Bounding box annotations
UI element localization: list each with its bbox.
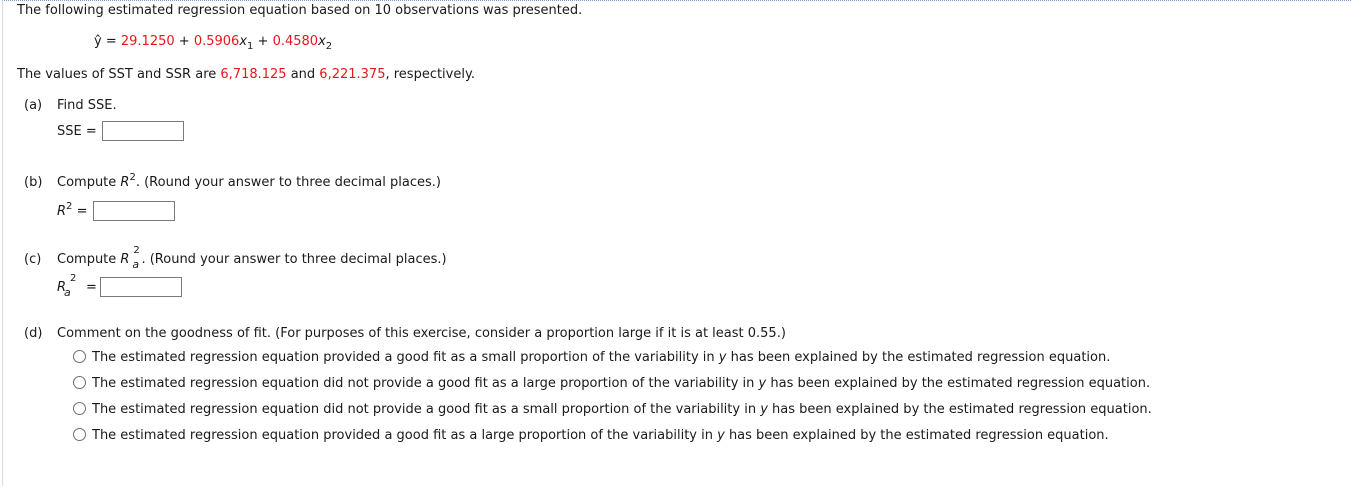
option-3-radio[interactable] — [73, 402, 86, 415]
r-squared-input[interactable] — [93, 201, 175, 221]
part-a-letter: (a) — [24, 98, 43, 113]
values-prefix: The values of SST and SSR are — [17, 67, 221, 82]
part-c-question — [57, 245, 447, 271]
plus-sign: + — [253, 34, 273, 49]
option-text: has been explained by the estimated regression equation. — [767, 402, 1152, 417]
r-adjusted-symbol — [57, 273, 77, 299]
x2-variable: x — [318, 34, 326, 49]
y-variable: y — [717, 428, 725, 443]
adjusted-superscript: 2 — [133, 245, 140, 256]
b2-value: 0.4580 — [272, 34, 319, 49]
option-3-label[interactable] — [92, 402, 1152, 417]
sse-input[interactable] — [102, 121, 184, 141]
equals-sign: = — [76, 204, 88, 219]
part-b-question — [57, 172, 441, 190]
y-variable: y — [758, 376, 767, 391]
r-symbol: R — [57, 280, 67, 295]
option-1-radio[interactable] — [73, 350, 86, 363]
part-c-instructions: . (Round your answer to three decimal places.) — [141, 252, 447, 267]
plus-sign: + — [174, 34, 194, 49]
y-variable: y — [760, 402, 768, 417]
part-d-question: Comment on the goodness of fit. (For purposes of this exercise, consider a proportion large if it is at least 0.55.) — [57, 326, 786, 341]
option-text: The estimated regression equation did not provide a good fit as a small proportion of the variability in — [92, 402, 761, 417]
r-squared-superscript: 2 — [129, 172, 136, 183]
values-suffix: , respectively. — [385, 67, 475, 82]
part-c-compute: Compute — [57, 252, 121, 267]
x2-subscript: 2 — [325, 41, 333, 52]
adjusted-subscript: a — [132, 258, 140, 271]
part-b-letter: (b) — [24, 175, 43, 190]
option-text: has been explained by the estimated regression equation. — [726, 350, 1111, 365]
regression-equation — [94, 34, 333, 52]
r-adjusted-symbol — [120, 245, 140, 271]
part-c-letter: (c) — [24, 252, 42, 267]
adjusted-subscript: a — [64, 286, 71, 299]
option-text: The estimated regression equation provided a good fit as a large proportion of the variability in — [92, 428, 718, 443]
intro-text: The following estimated regression equation based on 10 observations was presented. — [17, 3, 583, 18]
option-4-radio[interactable] — [73, 428, 86, 441]
option-2-label[interactable] — [92, 376, 1150, 391]
r-squared-label — [57, 201, 88, 219]
sse-label: SSE = — [57, 124, 97, 139]
part-a-question: Find SSE. — [57, 98, 117, 113]
option-4-label[interactable] — [92, 428, 1109, 443]
ssr-value: 6,221.375 — [319, 67, 386, 82]
r-adjusted-input[interactable] — [100, 277, 182, 297]
equals-sign: = — [101, 34, 121, 49]
x1-subscript: 1 — [247, 41, 254, 52]
b1-value: 0.5906 — [193, 34, 240, 49]
option-text: The estimated regression equation did not provide a good fit as a large proportion of the variability in — [92, 376, 759, 391]
sst-ssr-statement — [17, 67, 475, 82]
part-b-instructions: . (Round your answer to three decimal places.) — [135, 175, 441, 190]
part-d-letter: (d) — [24, 326, 43, 341]
part-b-compute: Compute — [57, 175, 121, 190]
option-2-radio[interactable] — [73, 376, 86, 389]
r-symbol: R — [57, 204, 67, 219]
option-text: The estimated regression equation provided a good fit as a small proportion of the variability in — [92, 350, 719, 365]
option-1-label[interactable] — [92, 350, 1110, 365]
r-symbol: R — [120, 175, 130, 190]
r-adjusted-label — [57, 273, 97, 299]
intercept-value: 29.1250 — [120, 34, 175, 49]
values-and: and — [286, 67, 320, 82]
equals-sign: = — [86, 280, 97, 295]
adjusted-superscript: 2 — [70, 273, 77, 284]
sst-value: 6,718.125 — [220, 67, 287, 82]
yhat-symbol: ŷ — [94, 34, 102, 49]
y-variable: y — [718, 350, 727, 365]
option-text: has been explained by the estimated regression equation. — [724, 428, 1109, 443]
x1-variable: x — [239, 34, 248, 49]
r-symbol: R — [120, 252, 130, 267]
option-text: has been explained by the estimated regression equation. — [766, 376, 1151, 391]
r-squared-superscript: 2 — [66, 201, 73, 212]
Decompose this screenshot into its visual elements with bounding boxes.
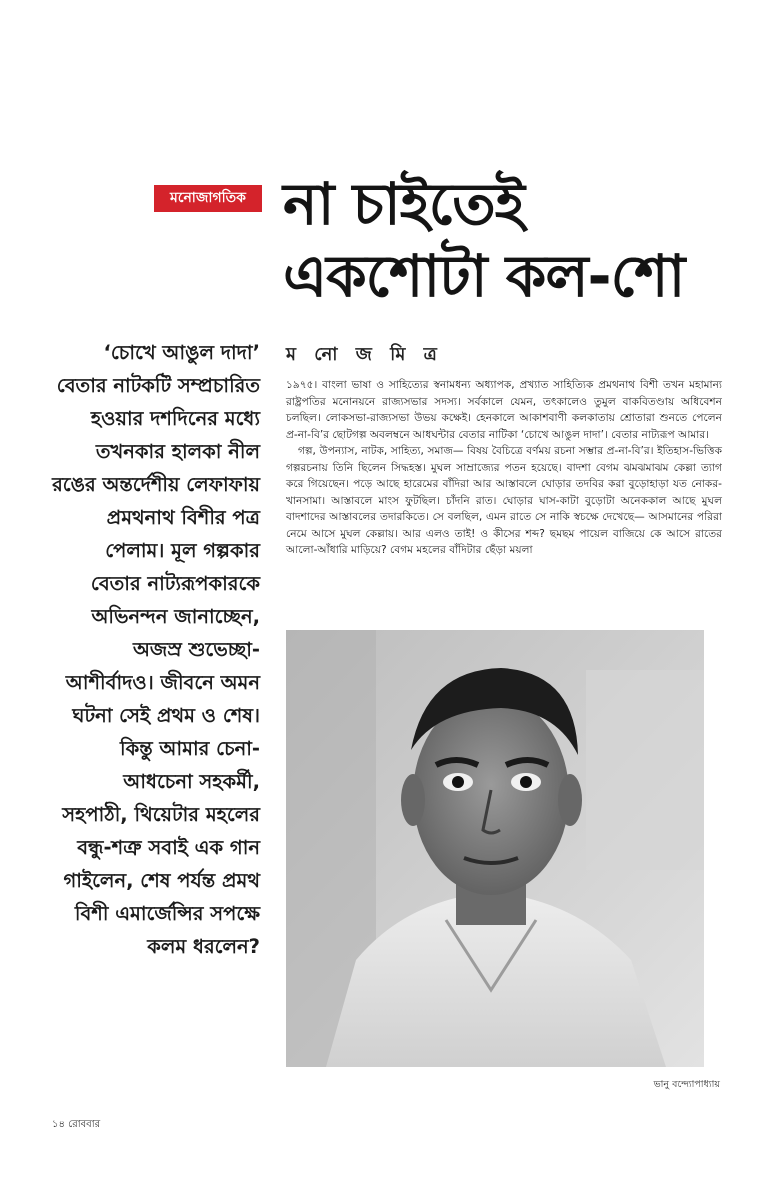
portrait-photo <box>286 630 704 1067</box>
byline: ম নো জ মি ত্র <box>286 344 443 365</box>
article-body <box>286 377 722 559</box>
portrait-illustration <box>286 630 704 1067</box>
body-paragraph: ১৯৭৫। বাংলা ভাষা ও সাহিত্যের স্বনামধন্য অধ্যাপক, প্রখ্যাত সাহিত্যিক প্রমথনাথ বিশী তখন মহামান্য রাষ্ট্রপতির মনোনয়নে রাজ্যসভার সদস্য। সর্বকালে যেমন, তৎকালেও তুমুল বাকবিতণ্ডায় অধিবেশন চলছিল। লোকসভা-রাজ্যসভা উভয় কক্ষেই। হেনকালে আকাশবাণী কলকাতায় শ্রোতারা শুনতে পেলেন প্র-না-বি’র ছোটগল্প অবলম্বনে আধঘন্টার বেতার নাটিকা ‘চোখে আঙুল দাদা’। বেতার নাট্যরূপ আমার। <box>286 379 722 441</box>
title-line-2: একশোটা কল-শো <box>283 242 685 310</box>
photo-caption: ভানু বন্দ্যোপাধ্যায় <box>653 1079 720 1090</box>
article-title <box>283 168 753 312</box>
pull-quote: ‘চোখে আঙুল দাদা’ বেতার নাটকটি সম্প্রচারিত হওয়ার দশদিনের মধ্যে তখনকার হালকা নীল রঙের অন্তর্দেশীয় লেফাফায় প্রমথনাথ বিশীর পত্র পেলাম। মূল গল্পকার বেতার নাট্যরূপকারকে অভিনন্দন জানাচ্ছেন, অজস্র শুভেচ্ছা-আশীর্বাদও। জীবনে অমন ঘটনা সেই প্রথম ও শেষ। কিন্তু আমার চেনা-আধচেনা সহকর্মী, সহপাঠী, থিয়েটার মহলের বন্ধু-শত্রু সবাই এক গান গাইলেন, শেষ পর্যন্ত প্রমথ বিশী এমার্জেন্সির সপক্ষে কলম ধরলেন? <box>52 341 260 958</box>
body-paragraph: গল্প, উপন্যাস, নাটক, সাহিত্য, সমাজ— বিষয় বৈচিত্রে বর্ণময় রচনা সম্ভার প্র-না-বি’র। ইতিহাস-ভিত্তিক গল্পরচনায় তিনি ছিলেন সিদ্ধহস্ত। মুঘল সাম্রাজ্যের পতন হয়েছে। বাদশা বেগম ঝমঝমাঝম কেল্লা ত্যাগ করে গিয়েছেন। পড়ে আছে হারেমের বাঁদিরা আর আস্তাবলে ঘোড়ার তদবির করা বুড়োহাড়া যত নোকর-খানসামা। আস্তাবলে মাংস ফুটছিল। চাঁদনি রাত। ঘোড়ার ঘাস-কাটা বুড়োটা অনেককাল আছে মুঘল বাদশাদের আস্তাবলের তদারকিতে। সে বলছিল, এমন রাতে সে নাকি স্বচক্ষে দেখেছে— আসমানের পরিরা নেমে আসে মুঘল কেল্লায়। আর এলও তাই! ও কীসের শব্দ? ছমছম পায়েল বাজিয়ে কে আসে রাতের আলো-আঁধারি মাড়িয়ে? বেগম মহলের বাঁদিটার ছেঁড়া ময়লা <box>286 445 722 556</box>
page-folio: ১৪ রোববার <box>52 1119 101 1130</box>
section-tag: মনোজাগতিক <box>154 185 262 212</box>
title-line-1: না চাইতেই <box>283 170 524 238</box>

Stated problem: Lay out the lines from the one containing "option-3-radio[interactable] — [73, 402, 86, 415]" up to and including the one containing "plus-sign: + — [253, 34, 273, 49]" as a Markdown table with the columns Row and Line, leaving out any blank lines.

The reply:
| Row | Line |
|---|---|
| 1 | option-3-radio[interactable] — [73, 402, 86, 415] |
| 2 | r-squared-input[interactable] — [93, 201, 175, 221] |
| 3 | part-a-letter: (a) — [24, 98, 43, 113] |
| 4 | values-prefix: The values of SST and SSR are — [17, 67, 221, 82] |
| 5 | part-c-question — [57, 245, 447, 271] |
| 6 | plus-sign: + — [253, 34, 273, 49] |